### [What is needed]
Only lines holding the string "причиной" are wanted; copy each one from the material.

### [The data]
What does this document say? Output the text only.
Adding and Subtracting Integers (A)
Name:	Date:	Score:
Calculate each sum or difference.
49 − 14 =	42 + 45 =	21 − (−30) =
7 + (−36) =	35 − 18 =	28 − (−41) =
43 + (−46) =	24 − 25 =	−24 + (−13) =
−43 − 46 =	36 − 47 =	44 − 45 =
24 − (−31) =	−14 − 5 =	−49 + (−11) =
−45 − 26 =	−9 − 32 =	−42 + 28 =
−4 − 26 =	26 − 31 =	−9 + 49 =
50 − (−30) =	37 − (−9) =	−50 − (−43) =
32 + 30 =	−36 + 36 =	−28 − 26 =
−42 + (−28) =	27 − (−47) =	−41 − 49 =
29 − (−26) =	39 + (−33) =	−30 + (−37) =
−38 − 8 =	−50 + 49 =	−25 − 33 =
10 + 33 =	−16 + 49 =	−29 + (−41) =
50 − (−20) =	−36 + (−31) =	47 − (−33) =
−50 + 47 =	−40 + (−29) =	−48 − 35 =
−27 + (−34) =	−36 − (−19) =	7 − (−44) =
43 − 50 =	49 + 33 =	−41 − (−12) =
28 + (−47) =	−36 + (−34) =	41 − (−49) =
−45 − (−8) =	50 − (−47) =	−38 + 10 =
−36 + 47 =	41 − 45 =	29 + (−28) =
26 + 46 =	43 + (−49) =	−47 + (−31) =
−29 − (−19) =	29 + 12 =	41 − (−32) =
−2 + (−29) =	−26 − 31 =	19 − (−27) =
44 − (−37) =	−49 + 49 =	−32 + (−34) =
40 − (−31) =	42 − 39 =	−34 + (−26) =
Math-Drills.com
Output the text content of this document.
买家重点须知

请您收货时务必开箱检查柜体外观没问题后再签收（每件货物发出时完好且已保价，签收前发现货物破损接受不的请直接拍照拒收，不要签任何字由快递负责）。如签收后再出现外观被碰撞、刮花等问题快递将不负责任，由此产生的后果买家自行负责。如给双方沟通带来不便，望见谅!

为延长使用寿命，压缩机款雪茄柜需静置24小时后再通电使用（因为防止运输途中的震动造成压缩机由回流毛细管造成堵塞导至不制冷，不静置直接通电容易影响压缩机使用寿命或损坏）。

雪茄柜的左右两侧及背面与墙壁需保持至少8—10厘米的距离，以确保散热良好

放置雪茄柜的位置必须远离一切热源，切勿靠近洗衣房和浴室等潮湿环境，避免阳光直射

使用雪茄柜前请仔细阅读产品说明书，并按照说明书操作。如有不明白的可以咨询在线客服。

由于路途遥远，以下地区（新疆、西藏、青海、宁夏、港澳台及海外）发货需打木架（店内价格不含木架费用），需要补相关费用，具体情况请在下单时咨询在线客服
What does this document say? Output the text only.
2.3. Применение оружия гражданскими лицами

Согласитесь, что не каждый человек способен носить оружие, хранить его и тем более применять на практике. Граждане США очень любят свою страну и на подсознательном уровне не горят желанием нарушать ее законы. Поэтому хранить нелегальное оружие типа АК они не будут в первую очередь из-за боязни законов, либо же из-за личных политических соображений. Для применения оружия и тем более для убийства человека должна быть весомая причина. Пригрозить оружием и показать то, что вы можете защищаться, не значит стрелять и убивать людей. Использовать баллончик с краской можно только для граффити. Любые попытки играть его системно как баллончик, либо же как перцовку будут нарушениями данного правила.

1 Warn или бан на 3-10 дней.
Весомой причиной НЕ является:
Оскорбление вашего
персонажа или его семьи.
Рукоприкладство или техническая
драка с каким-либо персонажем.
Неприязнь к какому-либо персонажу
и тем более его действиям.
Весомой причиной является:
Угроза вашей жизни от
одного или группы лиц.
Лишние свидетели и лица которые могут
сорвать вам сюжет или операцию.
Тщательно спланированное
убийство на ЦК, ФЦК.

### [Solution]
Весомой причиной НЕ является:
Весомой причиной является:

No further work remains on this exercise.